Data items
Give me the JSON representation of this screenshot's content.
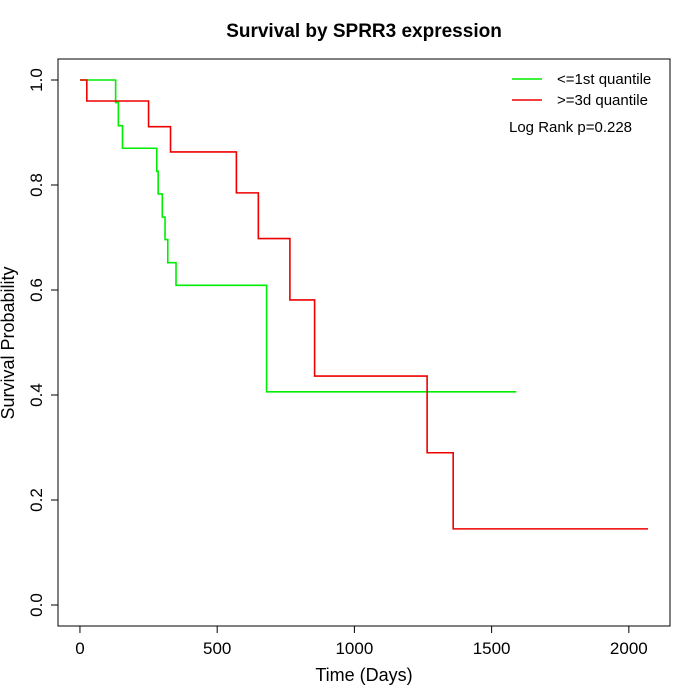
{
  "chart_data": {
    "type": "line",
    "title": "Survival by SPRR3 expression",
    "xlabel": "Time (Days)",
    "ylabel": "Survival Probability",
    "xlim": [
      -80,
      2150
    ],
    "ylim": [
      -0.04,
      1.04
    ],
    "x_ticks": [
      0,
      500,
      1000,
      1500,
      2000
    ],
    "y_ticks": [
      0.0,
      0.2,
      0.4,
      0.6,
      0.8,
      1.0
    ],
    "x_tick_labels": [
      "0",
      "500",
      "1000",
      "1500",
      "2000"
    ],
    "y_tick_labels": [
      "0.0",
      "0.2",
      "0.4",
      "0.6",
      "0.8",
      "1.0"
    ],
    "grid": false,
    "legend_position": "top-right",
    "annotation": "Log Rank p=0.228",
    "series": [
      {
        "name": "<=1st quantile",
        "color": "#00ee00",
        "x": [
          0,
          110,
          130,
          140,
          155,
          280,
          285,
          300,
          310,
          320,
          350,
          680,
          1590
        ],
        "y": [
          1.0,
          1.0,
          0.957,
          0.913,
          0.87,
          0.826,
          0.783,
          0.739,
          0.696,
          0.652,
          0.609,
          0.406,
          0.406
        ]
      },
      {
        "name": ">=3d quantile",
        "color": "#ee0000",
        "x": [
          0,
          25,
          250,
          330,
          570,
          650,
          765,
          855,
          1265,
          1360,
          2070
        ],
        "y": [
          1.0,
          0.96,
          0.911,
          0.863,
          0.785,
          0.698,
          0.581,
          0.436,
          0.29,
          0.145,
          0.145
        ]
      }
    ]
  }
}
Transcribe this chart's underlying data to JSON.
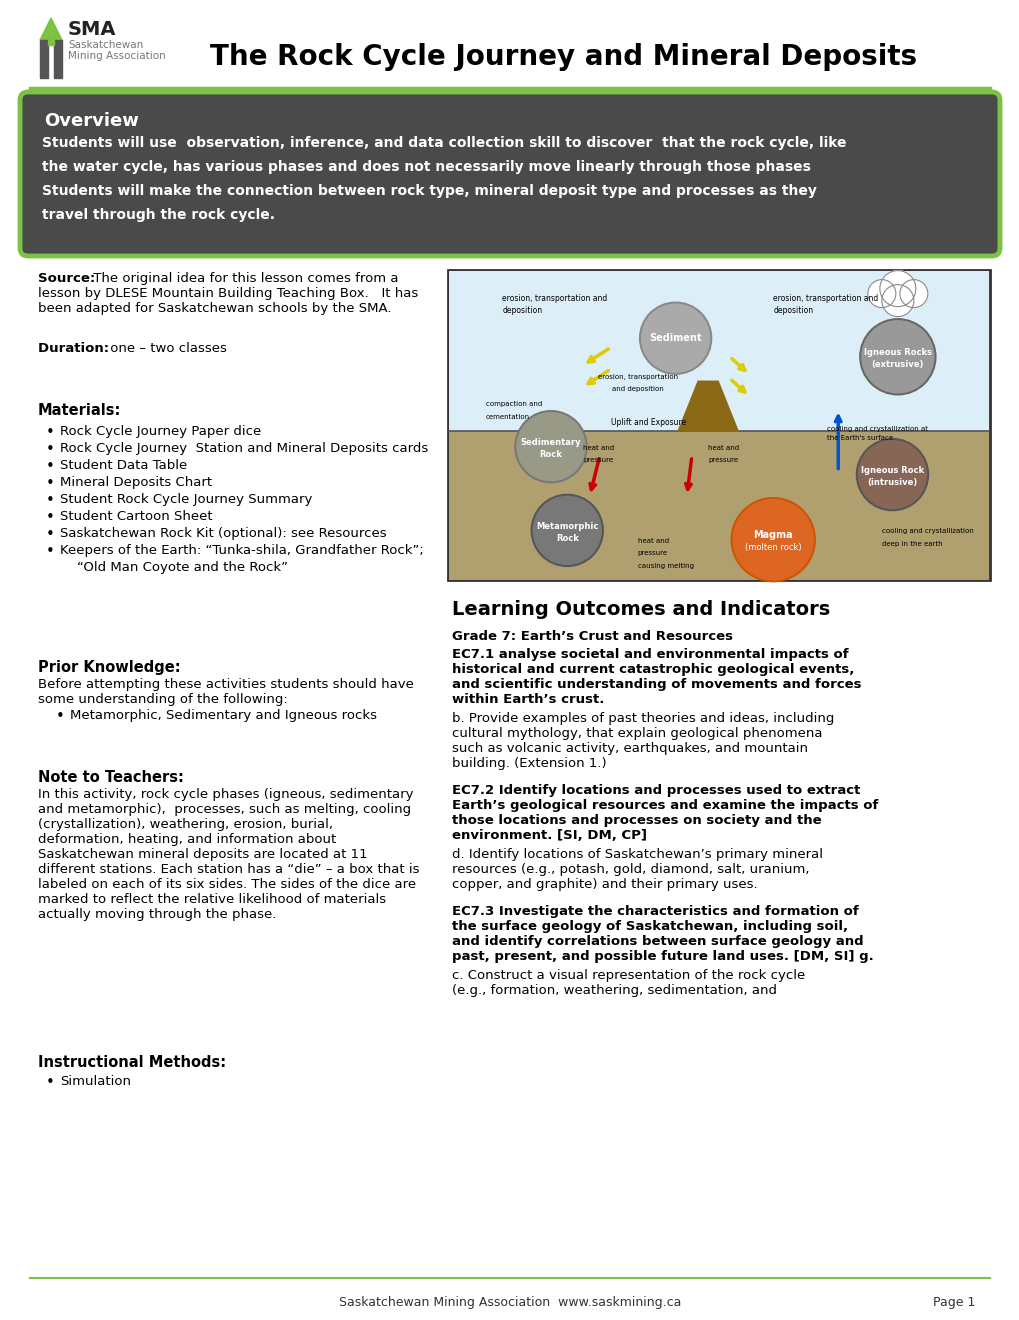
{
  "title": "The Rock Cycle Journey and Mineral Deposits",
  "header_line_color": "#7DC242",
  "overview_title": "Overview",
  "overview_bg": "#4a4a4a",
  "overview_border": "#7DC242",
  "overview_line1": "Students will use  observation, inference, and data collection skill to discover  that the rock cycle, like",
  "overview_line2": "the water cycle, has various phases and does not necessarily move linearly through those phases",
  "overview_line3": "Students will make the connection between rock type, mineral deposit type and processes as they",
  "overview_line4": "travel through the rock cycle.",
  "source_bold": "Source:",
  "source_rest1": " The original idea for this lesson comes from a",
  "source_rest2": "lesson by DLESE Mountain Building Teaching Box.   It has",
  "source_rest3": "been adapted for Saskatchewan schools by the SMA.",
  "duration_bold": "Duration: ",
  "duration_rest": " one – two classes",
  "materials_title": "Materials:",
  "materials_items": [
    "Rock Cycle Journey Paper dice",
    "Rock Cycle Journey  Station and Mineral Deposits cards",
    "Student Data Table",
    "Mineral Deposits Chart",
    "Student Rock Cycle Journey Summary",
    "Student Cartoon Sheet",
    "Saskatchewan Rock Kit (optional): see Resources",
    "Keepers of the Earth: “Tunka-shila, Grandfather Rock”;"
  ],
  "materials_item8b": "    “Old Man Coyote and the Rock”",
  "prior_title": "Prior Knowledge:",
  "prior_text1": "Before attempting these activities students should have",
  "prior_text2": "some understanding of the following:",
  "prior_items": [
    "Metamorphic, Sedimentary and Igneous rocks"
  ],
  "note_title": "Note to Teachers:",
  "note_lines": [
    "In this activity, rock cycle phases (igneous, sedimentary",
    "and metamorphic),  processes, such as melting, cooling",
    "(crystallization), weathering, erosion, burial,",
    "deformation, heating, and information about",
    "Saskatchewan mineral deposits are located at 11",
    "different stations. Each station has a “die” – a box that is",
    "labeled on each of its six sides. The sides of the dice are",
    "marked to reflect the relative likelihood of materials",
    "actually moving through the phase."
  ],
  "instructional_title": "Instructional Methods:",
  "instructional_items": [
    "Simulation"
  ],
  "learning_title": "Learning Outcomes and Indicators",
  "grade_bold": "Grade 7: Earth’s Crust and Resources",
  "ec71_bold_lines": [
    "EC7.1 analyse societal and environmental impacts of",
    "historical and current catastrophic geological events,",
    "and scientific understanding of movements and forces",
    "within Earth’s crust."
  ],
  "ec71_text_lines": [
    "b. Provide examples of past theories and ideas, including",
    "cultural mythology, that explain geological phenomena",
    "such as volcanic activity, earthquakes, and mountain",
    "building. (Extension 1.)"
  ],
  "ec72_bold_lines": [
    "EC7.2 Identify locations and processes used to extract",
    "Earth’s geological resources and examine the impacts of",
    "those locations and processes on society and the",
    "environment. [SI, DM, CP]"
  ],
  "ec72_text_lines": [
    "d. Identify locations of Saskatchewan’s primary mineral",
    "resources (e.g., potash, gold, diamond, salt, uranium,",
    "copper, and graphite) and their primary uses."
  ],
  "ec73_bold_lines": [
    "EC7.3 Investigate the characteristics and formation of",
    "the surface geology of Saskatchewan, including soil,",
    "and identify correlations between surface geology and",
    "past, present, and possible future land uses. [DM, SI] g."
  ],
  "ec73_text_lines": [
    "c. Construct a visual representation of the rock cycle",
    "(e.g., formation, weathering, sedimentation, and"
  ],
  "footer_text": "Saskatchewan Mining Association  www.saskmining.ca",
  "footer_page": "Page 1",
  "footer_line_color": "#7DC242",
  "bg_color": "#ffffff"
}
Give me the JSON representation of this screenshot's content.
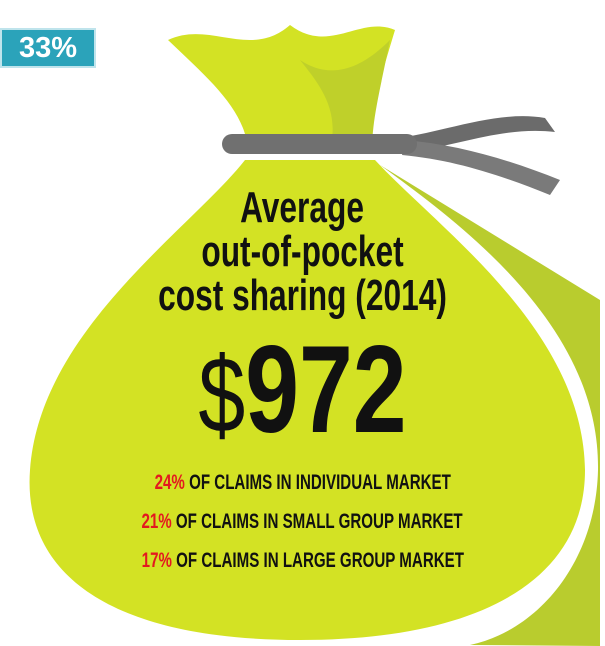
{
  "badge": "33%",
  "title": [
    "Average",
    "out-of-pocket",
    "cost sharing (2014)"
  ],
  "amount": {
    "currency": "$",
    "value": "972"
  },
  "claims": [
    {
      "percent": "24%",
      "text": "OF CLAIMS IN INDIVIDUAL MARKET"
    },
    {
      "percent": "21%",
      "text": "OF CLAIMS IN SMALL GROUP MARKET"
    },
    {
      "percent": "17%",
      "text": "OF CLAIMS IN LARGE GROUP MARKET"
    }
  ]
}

#### Problem to solve:
Copy out each line exactly, without the pictures.

#### Output:
Give me the JSON representation of this screenshot's content.
{
  "chart_data": {
    "type": "line",
    "title": "Survival by SPRR3 expression",
    "xlabel": "Time (Days)",
    "ylabel": "Survival Probability",
    "xlim": [
      -80,
      2150
    ],
    "ylim": [
      -0.04,
      1.04
    ],
    "x_ticks": [
      0,
      500,
      1000,
      1500,
      2000
    ],
    "y_ticks": [
      0.0,
      0.2,
      0.4,
      0.6,
      0.8,
      1.0
    ],
    "x_tick_labels": [
      "0",
      "500",
      "1000",
      "1500",
      "2000"
    ],
    "y_tick_labels": [
      "0.0",
      "0.2",
      "0.4",
      "0.6",
      "0.8",
      "1.0"
    ],
    "grid": false,
    "legend_position": "top-right",
    "annotation": "Log Rank p=0.228",
    "series": [
      {
        "name": "<=1st quantile",
        "color": "#00ee00",
        "x": [
          0,
          110,
          130,
          140,
          155,
          280,
          285,
          300,
          310,
          320,
          350,
          680,
          1590
        ],
        "y": [
          1.0,
          1.0,
          0.957,
          0.913,
          0.87,
          0.826,
          0.783,
          0.739,
          0.696,
          0.652,
          0.609,
          0.406,
          0.406
        ]
      },
      {
        "name": ">=3d quantile",
        "color": "#ee0000",
        "x": [
          0,
          25,
          250,
          330,
          570,
          650,
          765,
          855,
          1265,
          1360,
          2070
        ],
        "y": [
          1.0,
          0.96,
          0.911,
          0.863,
          0.785,
          0.698,
          0.581,
          0.436,
          0.29,
          0.145,
          0.145
        ]
      }
    ]
  }
}
Transcribe this chart's underlying data to JSON.
{
  "title": "The Rock Cycle Journey and Mineral Deposits",
  "header_line_color": "#7DC242",
  "overview_title": "Overview",
  "overview_bg": "#4a4a4a",
  "overview_border": "#7DC242",
  "overview_line1": "Students will use  observation, inference, and data collection skill to discover  that the rock cycle, like",
  "overview_line2": "the water cycle, has various phases and does not necessarily move linearly through those phases",
  "overview_line3": "Students will make the connection between rock type, mineral deposit type and processes as they",
  "overview_line4": "travel through the rock cycle.",
  "source_bold": "Source:",
  "source_rest1": " The original idea for this lesson comes from a",
  "source_rest2": "lesson by DLESE Mountain Building Teaching Box.   It has",
  "source_rest3": "been adapted for Saskatchewan schools by the SMA.",
  "duration_bold": "Duration: ",
  "duration_rest": " one – two classes",
  "materials_title": "Materials:",
  "materials_items": [
    "Rock Cycle Journey Paper dice",
    "Rock Cycle Journey  Station and Mineral Deposits cards",
    "Student Data Table",
    "Mineral Deposits Chart",
    "Student Rock Cycle Journey Summary",
    "Student Cartoon Sheet",
    "Saskatchewan Rock Kit (optional): see Resources",
    "Keepers of the Earth: “Tunka-shila, Grandfather Rock”;"
  ],
  "materials_item8b": "    “Old Man Coyote and the Rock”",
  "prior_title": "Prior Knowledge:",
  "prior_text1": "Before attempting these activities students should have",
  "prior_text2": "some understanding of the following:",
  "prior_items": [
    "Metamorphic, Sedimentary and Igneous rocks"
  ],
  "note_title": "Note to Teachers:",
  "note_lines": [
    "In this activity, rock cycle phases (igneous, sedimentary",
    "and metamorphic),  processes, such as melting, cooling",
    "(crystallization), weathering, erosion, burial,",
    "deformation, heating, and information about",
    "Saskatchewan mineral deposits are located at 11",
    "different stations. Each station has a “die” – a box that is",
    "labeled on each of its six sides. The sides of the dice are",
    "marked to reflect the relative likelihood of materials",
    "actually moving through the phase."
  ],
  "instructional_title": "Instructional Methods:",
  "instructional_items": [
    "Simulation"
  ],
  "learning_title": "Learning Outcomes and Indicators",
  "grade_bold": "Grade 7: Earth’s Crust and Resources",
  "ec71_bold_lines": [
    "EC7.1 analyse societal and environmental impacts of",
    "historical and current catastrophic geological events,",
    "and scientific understanding of movements and forces",
    "within Earth’s crust."
  ],
  "ec71_text_lines": [
    "b. Provide examples of past theories and ideas, including",
    "cultural mythology, that explain geological phenomena",
    "such as volcanic activity, earthquakes, and mountain",
    "building. (Extension 1.)"
  ],
  "ec72_bold_lines": [
    "EC7.2 Identify locations and processes used to extract",
    "Earth’s geological resources and examine the impacts of",
    "those locations and processes on society and the",
    "environment. [SI, DM, CP]"
  ],
  "ec72_text_lines": [
    "d. Identify locations of Saskatchewan’s primary mineral",
    "resources (e.g., potash, gold, diamond, salt, uranium,",
    "copper, and graphite) and their primary uses."
  ],
  "ec73_bold_lines": [
    "EC7.3 Investigate the characteristics and formation of",
    "the surface geology of Saskatchewan, including soil,",
    "and identify correlations between surface geology and",
    "past, present, and possible future land uses. [DM, SI] g."
  ],
  "ec73_text_lines": [
    "c. Construct a visual representation of the rock cycle",
    "(e.g., formation, weathering, sedimentation, and"
  ],
  "footer_text": "Saskatchewan Mining Association  www.saskmining.ca",
  "footer_page": "Page 1",
  "footer_line_color": "#7DC242",
  "bg_color": "#ffffff"
}
Give me the JSON representation of this screenshot's content.
{
  "badge": "33%",
  "title": [
    "Average",
    "out-of-pocket",
    "cost sharing (2014)"
  ],
  "amount": {
    "currency": "$",
    "value": "972"
  },
  "claims": [
    {
      "percent": "24%",
      "text": "OF CLAIMS IN INDIVIDUAL MARKET"
    },
    {
      "percent": "21%",
      "text": "OF CLAIMS IN SMALL GROUP MARKET"
    },
    {
      "percent": "17%",
      "text": "OF CLAIMS IN LARGE GROUP MARKET"
    }
  ]
}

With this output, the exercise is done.